Gather from the listing below each line that includes the word "tienen", and copy it.
_____
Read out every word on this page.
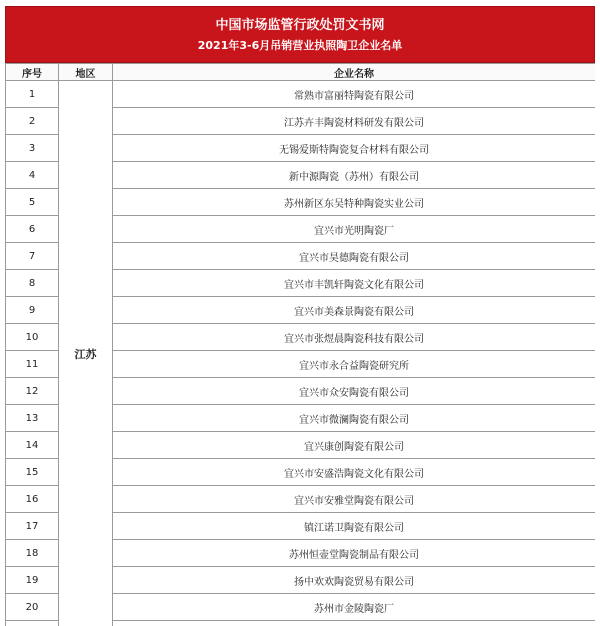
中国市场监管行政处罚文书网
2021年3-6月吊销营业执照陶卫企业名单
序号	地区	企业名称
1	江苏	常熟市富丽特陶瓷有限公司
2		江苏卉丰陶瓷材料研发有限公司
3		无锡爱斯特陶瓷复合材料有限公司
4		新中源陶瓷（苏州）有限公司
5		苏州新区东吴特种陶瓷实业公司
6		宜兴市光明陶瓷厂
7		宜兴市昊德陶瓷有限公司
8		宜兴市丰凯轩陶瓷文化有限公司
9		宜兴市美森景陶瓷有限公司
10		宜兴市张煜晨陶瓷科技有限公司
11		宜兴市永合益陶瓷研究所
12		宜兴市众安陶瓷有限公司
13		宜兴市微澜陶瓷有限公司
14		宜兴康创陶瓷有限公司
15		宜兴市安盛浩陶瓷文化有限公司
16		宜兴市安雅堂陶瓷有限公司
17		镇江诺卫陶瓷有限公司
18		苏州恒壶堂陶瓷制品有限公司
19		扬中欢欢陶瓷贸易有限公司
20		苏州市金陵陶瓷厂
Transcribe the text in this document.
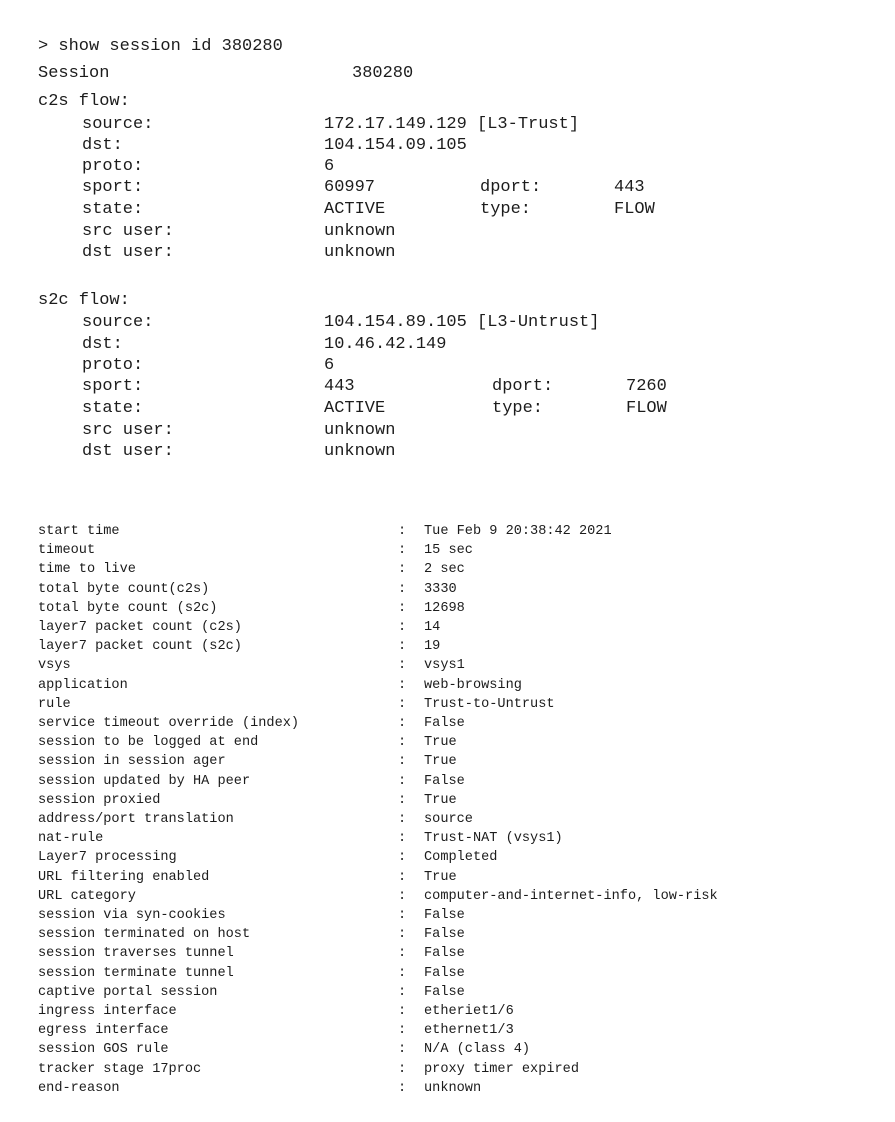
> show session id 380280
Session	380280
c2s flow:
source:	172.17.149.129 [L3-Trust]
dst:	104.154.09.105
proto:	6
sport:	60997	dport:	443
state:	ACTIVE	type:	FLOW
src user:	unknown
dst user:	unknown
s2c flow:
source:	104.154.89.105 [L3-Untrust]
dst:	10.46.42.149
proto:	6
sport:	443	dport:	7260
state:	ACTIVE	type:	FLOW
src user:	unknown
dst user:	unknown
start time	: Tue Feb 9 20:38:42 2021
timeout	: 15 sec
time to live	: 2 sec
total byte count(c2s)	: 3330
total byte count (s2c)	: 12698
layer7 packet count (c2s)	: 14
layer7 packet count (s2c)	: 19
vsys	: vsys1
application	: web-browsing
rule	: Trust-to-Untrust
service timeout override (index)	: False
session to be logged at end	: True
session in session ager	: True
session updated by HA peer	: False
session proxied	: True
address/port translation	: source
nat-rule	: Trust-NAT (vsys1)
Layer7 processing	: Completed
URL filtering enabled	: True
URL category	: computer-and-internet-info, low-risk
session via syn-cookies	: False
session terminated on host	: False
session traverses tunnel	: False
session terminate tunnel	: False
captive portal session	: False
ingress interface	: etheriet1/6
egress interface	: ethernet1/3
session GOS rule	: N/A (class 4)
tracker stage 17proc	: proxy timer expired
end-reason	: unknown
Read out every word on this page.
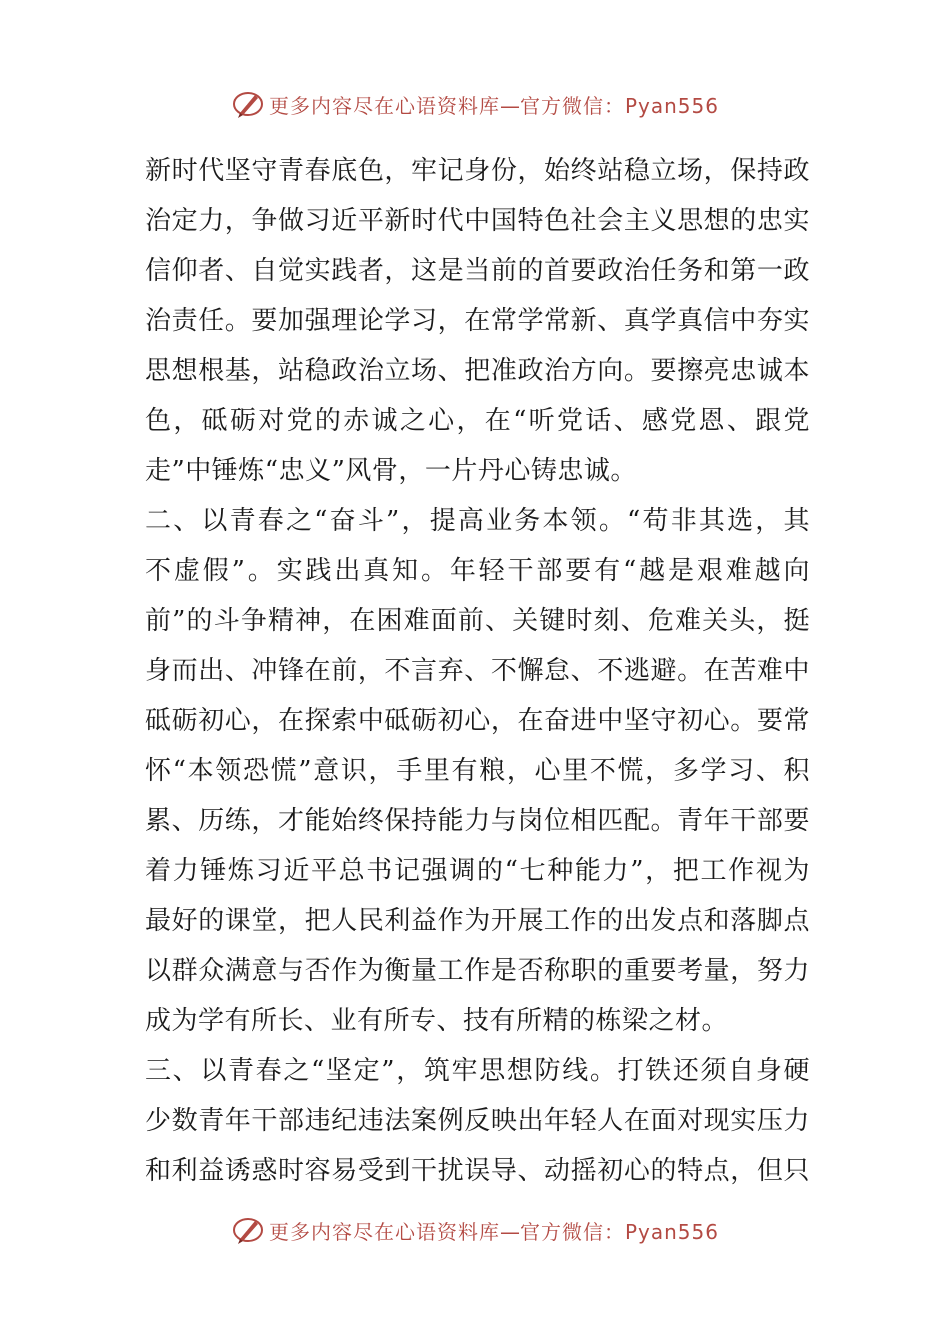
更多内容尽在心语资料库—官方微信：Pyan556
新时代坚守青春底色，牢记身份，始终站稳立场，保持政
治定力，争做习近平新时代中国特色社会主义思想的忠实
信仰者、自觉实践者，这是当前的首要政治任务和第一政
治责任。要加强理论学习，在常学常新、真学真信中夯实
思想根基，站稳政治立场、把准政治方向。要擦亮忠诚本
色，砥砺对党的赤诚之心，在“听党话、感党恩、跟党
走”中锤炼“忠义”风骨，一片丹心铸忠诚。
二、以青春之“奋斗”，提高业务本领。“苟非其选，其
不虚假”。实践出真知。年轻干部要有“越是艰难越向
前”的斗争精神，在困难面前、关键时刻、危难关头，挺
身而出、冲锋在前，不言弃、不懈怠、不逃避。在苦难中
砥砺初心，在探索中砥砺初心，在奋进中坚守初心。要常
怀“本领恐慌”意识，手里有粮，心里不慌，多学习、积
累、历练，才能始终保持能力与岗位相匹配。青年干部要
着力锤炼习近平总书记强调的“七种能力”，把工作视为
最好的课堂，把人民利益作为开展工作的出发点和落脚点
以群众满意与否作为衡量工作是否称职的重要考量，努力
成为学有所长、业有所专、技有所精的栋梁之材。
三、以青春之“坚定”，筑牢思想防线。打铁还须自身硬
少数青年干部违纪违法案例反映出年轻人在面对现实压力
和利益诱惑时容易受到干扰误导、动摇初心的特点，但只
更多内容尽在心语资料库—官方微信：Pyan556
_____
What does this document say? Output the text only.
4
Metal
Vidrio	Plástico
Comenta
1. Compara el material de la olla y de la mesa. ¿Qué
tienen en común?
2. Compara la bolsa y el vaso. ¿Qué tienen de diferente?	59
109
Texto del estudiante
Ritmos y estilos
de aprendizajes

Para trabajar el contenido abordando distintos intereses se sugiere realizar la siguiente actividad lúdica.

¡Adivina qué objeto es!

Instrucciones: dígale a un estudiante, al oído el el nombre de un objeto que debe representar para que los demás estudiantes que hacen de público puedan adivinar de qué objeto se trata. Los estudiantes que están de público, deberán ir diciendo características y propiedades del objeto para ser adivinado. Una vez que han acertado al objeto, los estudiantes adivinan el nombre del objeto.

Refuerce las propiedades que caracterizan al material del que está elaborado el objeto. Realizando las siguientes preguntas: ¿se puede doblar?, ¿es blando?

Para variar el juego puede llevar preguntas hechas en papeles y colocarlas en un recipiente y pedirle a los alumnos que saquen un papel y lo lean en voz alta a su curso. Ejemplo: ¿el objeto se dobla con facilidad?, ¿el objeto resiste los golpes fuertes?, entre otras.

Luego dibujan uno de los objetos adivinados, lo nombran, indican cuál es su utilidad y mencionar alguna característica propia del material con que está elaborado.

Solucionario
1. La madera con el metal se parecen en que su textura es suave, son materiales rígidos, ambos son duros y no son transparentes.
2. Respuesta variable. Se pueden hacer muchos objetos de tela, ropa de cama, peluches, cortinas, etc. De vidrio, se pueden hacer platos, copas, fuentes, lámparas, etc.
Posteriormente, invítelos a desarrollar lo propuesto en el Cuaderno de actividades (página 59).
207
_____
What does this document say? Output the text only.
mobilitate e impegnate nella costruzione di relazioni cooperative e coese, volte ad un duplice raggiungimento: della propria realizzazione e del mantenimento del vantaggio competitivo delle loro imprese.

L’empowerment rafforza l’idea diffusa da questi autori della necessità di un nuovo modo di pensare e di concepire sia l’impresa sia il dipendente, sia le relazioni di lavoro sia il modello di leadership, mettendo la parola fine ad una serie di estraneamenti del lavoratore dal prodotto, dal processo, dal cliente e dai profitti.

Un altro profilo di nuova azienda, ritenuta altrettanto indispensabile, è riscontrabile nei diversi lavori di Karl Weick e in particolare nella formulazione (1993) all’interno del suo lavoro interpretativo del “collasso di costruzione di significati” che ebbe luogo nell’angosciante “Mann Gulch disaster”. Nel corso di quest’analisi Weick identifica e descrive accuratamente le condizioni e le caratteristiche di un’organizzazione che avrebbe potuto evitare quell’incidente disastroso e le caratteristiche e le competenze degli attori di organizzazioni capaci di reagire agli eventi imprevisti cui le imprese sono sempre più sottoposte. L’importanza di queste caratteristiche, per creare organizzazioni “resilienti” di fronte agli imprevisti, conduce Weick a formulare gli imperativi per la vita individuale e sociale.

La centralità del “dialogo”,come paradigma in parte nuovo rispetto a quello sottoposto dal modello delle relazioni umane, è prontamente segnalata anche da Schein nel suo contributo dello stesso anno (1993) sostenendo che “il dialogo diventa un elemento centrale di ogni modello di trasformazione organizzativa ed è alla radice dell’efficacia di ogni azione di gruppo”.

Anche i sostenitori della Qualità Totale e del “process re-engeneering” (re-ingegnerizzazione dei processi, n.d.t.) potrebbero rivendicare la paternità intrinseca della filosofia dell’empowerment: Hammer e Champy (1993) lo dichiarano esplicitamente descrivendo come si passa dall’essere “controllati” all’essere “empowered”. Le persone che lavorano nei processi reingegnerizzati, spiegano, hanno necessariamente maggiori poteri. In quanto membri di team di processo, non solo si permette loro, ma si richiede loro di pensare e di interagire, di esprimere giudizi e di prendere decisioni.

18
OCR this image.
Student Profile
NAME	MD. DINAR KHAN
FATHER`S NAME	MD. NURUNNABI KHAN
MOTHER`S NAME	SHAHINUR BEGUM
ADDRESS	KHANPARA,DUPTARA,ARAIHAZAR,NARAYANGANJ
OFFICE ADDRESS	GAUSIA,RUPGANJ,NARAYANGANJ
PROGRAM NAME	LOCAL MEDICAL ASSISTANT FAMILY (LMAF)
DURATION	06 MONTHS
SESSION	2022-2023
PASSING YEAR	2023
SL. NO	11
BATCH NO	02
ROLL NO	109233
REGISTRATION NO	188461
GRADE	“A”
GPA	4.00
_____
◆ **Worked answer**
tienen en común?
2. Compara la bolsa y el vaso. ¿Qué tienen de diferente?	59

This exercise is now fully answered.